▶ A block of data
************
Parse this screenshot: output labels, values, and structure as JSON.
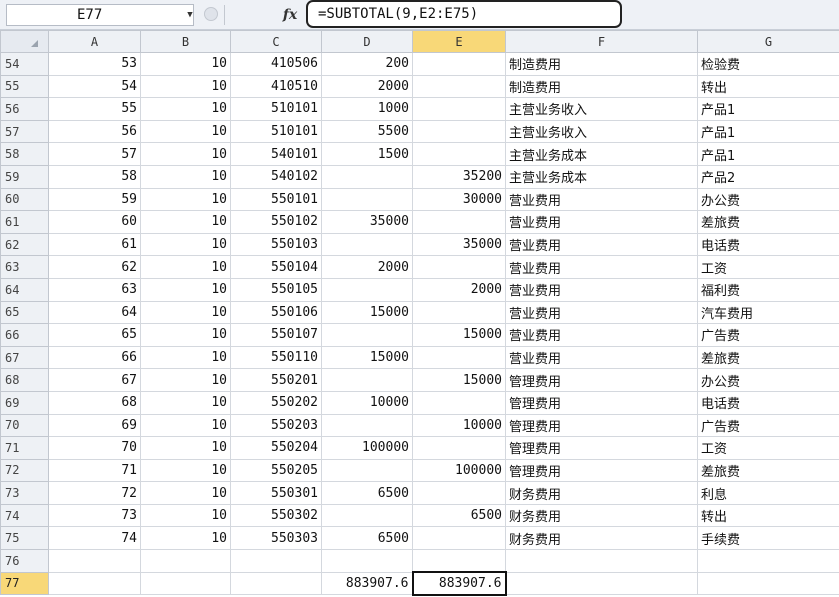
{
  "formula_bar": {
    "name_box": "E77",
    "fx_label": "fx",
    "formula": "=SUBTOTAL(9,E2:E75)"
  },
  "columns": [
    "A",
    "B",
    "C",
    "D",
    "E",
    "F",
    "G"
  ],
  "selected_column": "E",
  "selected_cell": "E77",
  "rows": [
    {
      "n": "54",
      "a": "53",
      "b": "10",
      "c": "410506",
      "d": "200",
      "e": "",
      "f": "制造费用",
      "g": "检验费"
    },
    {
      "n": "55",
      "a": "54",
      "b": "10",
      "c": "410510",
      "d": "2000",
      "e": "",
      "f": "制造费用",
      "g": "转出"
    },
    {
      "n": "56",
      "a": "55",
      "b": "10",
      "c": "510101",
      "d": "1000",
      "e": "",
      "f": "主营业务收入",
      "g": "产品1"
    },
    {
      "n": "57",
      "a": "56",
      "b": "10",
      "c": "510101",
      "d": "5500",
      "e": "",
      "f": "主营业务收入",
      "g": "产品1"
    },
    {
      "n": "58",
      "a": "57",
      "b": "10",
      "c": "540101",
      "d": "1500",
      "e": "",
      "f": "主营业务成本",
      "g": "产品1"
    },
    {
      "n": "59",
      "a": "58",
      "b": "10",
      "c": "540102",
      "d": "",
      "e": "35200",
      "f": "主营业务成本",
      "g": "产品2"
    },
    {
      "n": "60",
      "a": "59",
      "b": "10",
      "c": "550101",
      "d": "",
      "e": "30000",
      "f": "营业费用",
      "g": "办公费"
    },
    {
      "n": "61",
      "a": "60",
      "b": "10",
      "c": "550102",
      "d": "35000",
      "e": "",
      "f": "营业费用",
      "g": "差旅费"
    },
    {
      "n": "62",
      "a": "61",
      "b": "10",
      "c": "550103",
      "d": "",
      "e": "35000",
      "f": "营业费用",
      "g": "电话费"
    },
    {
      "n": "63",
      "a": "62",
      "b": "10",
      "c": "550104",
      "d": "2000",
      "e": "",
      "f": "营业费用",
      "g": "工资"
    },
    {
      "n": "64",
      "a": "63",
      "b": "10",
      "c": "550105",
      "d": "",
      "e": "2000",
      "f": "营业费用",
      "g": "福利费"
    },
    {
      "n": "65",
      "a": "64",
      "b": "10",
      "c": "550106",
      "d": "15000",
      "e": "",
      "f": "营业费用",
      "g": "汽车费用"
    },
    {
      "n": "66",
      "a": "65",
      "b": "10",
      "c": "550107",
      "d": "",
      "e": "15000",
      "f": "营业费用",
      "g": "广告费"
    },
    {
      "n": "67",
      "a": "66",
      "b": "10",
      "c": "550110",
      "d": "15000",
      "e": "",
      "f": "营业费用",
      "g": "差旅费"
    },
    {
      "n": "68",
      "a": "67",
      "b": "10",
      "c": "550201",
      "d": "",
      "e": "15000",
      "f": "管理费用",
      "g": "办公费"
    },
    {
      "n": "69",
      "a": "68",
      "b": "10",
      "c": "550202",
      "d": "10000",
      "e": "",
      "f": "管理费用",
      "g": "电话费"
    },
    {
      "n": "70",
      "a": "69",
      "b": "10",
      "c": "550203",
      "d": "",
      "e": "10000",
      "f": "管理费用",
      "g": "广告费"
    },
    {
      "n": "71",
      "a": "70",
      "b": "10",
      "c": "550204",
      "d": "100000",
      "e": "",
      "f": "管理费用",
      "g": "工资"
    },
    {
      "n": "72",
      "a": "71",
      "b": "10",
      "c": "550205",
      "d": "",
      "e": "100000",
      "f": "管理费用",
      "g": "差旅费"
    },
    {
      "n": "73",
      "a": "72",
      "b": "10",
      "c": "550301",
      "d": "6500",
      "e": "",
      "f": "财务费用",
      "g": "利息"
    },
    {
      "n": "74",
      "a": "73",
      "b": "10",
      "c": "550302",
      "d": "",
      "e": "6500",
      "f": "财务费用",
      "g": "转出"
    },
    {
      "n": "75",
      "a": "74",
      "b": "10",
      "c": "550303",
      "d": "6500",
      "e": "",
      "f": "财务费用",
      "g": "手续费"
    },
    {
      "n": "76",
      "a": "",
      "b": "",
      "c": "",
      "d": "",
      "e": "",
      "f": "",
      "g": ""
    },
    {
      "n": "77",
      "a": "",
      "b": "",
      "c": "",
      "d": "883907.6",
      "e": "883907.6",
      "f": "",
      "g": ""
    }
  ]
}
************
▶ AIM OF THE EXERCISE
Leave out the pictures and print every line of the data exactly.

▶ SOLUTION TO THIS PROBLEM
Parse this screenshot: output labels, values, and structure as JSON.
{
  "formula_bar": {
    "name_box": "E77",
    "fx_label": "fx",
    "formula": "=SUBTOTAL(9,E2:E75)"
  },
  "columns": [
    "A",
    "B",
    "C",
    "D",
    "E",
    "F",
    "G"
  ],
  "selected_column": "E",
  "selected_cell": "E77",
  "rows": [
    {
      "n": "54",
      "a": "53",
      "b": "10",
      "c": "410506",
      "d": "200",
      "e": "",
      "f": "制造费用",
      "g": "检验费"
    },
    {
      "n": "55",
      "a": "54",
      "b": "10",
      "c": "410510",
      "d": "2000",
      "e": "",
      "f": "制造费用",
      "g": "转出"
    },
    {
      "n": "56",
      "a": "55",
      "b": "10",
      "c": "510101",
      "d": "1000",
      "e": "",
      "f": "主营业务收入",
      "g": "产品1"
    },
    {
      "n": "57",
      "a": "56",
      "b": "10",
      "c": "510101",
      "d": "5500",
      "e": "",
      "f": "主营业务收入",
      "g": "产品1"
    },
    {
      "n": "58",
      "a": "57",
      "b": "10",
      "c": "540101",
      "d": "1500",
      "e": "",
      "f": "主营业务成本",
      "g": "产品1"
    },
    {
      "n": "59",
      "a": "58",
      "b": "10",
      "c": "540102",
      "d": "",
      "e": "35200",
      "f": "主营业务成本",
      "g": "产品2"
    },
    {
      "n": "60",
      "a": "59",
      "b": "10",
      "c": "550101",
      "d": "",
      "e": "30000",
      "f": "营业费用",
      "g": "办公费"
    },
    {
      "n": "61",
      "a": "60",
      "b": "10",
      "c": "550102",
      "d": "35000",
      "e": "",
      "f": "营业费用",
      "g": "差旅费"
    },
    {
      "n": "62",
      "a": "61",
      "b": "10",
      "c": "550103",
      "d": "",
      "e": "35000",
      "f": "营业费用",
      "g": "电话费"
    },
    {
      "n": "63",
      "a": "62",
      "b": "10",
      "c": "550104",
      "d": "2000",
      "e": "",
      "f": "营业费用",
      "g": "工资"
    },
    {
      "n": "64",
      "a": "63",
      "b": "10",
      "c": "550105",
      "d": "",
      "e": "2000",
      "f": "营业费用",
      "g": "福利费"
    },
    {
      "n": "65",
      "a": "64",
      "b": "10",
      "c": "550106",
      "d": "15000",
      "e": "",
      "f": "营业费用",
      "g": "汽车费用"
    },
    {
      "n": "66",
      "a": "65",
      "b": "10",
      "c": "550107",
      "d": "",
      "e": "15000",
      "f": "营业费用",
      "g": "广告费"
    },
    {
      "n": "67",
      "a": "66",
      "b": "10",
      "c": "550110",
      "d": "15000",
      "e": "",
      "f": "营业费用",
      "g": "差旅费"
    },
    {
      "n": "68",
      "a": "67",
      "b": "10",
      "c": "550201",
      "d": "",
      "e": "15000",
      "f": "管理费用",
      "g": "办公费"
    },
    {
      "n": "69",
      "a": "68",
      "b": "10",
      "c": "550202",
      "d": "10000",
      "e": "",
      "f": "管理费用",
      "g": "电话费"
    },
    {
      "n": "70",
      "a": "69",
      "b": "10",
      "c": "550203",
      "d": "",
      "e": "10000",
      "f": "管理费用",
      "g": "广告费"
    },
    {
      "n": "71",
      "a": "70",
      "b": "10",
      "c": "550204",
      "d": "100000",
      "e": "",
      "f": "管理费用",
      "g": "工资"
    },
    {
      "n": "72",
      "a": "71",
      "b": "10",
      "c": "550205",
      "d": "",
      "e": "100000",
      "f": "管理费用",
      "g": "差旅费"
    },
    {
      "n": "73",
      "a": "72",
      "b": "10",
      "c": "550301",
      "d": "6500",
      "e": "",
      "f": "财务费用",
      "g": "利息"
    },
    {
      "n": "74",
      "a": "73",
      "b": "10",
      "c": "550302",
      "d": "",
      "e": "6500",
      "f": "财务费用",
      "g": "转出"
    },
    {
      "n": "75",
      "a": "74",
      "b": "10",
      "c": "550303",
      "d": "6500",
      "e": "",
      "f": "财务费用",
      "g": "手续费"
    },
    {
      "n": "76",
      "a": "",
      "b": "",
      "c": "",
      "d": "",
      "e": "",
      "f": "",
      "g": ""
    },
    {
      "n": "77",
      "a": "",
      "b": "",
      "c": "",
      "d": "883907.6",
      "e": "883907.6",
      "f": "",
      "g": ""
    }
  ]
}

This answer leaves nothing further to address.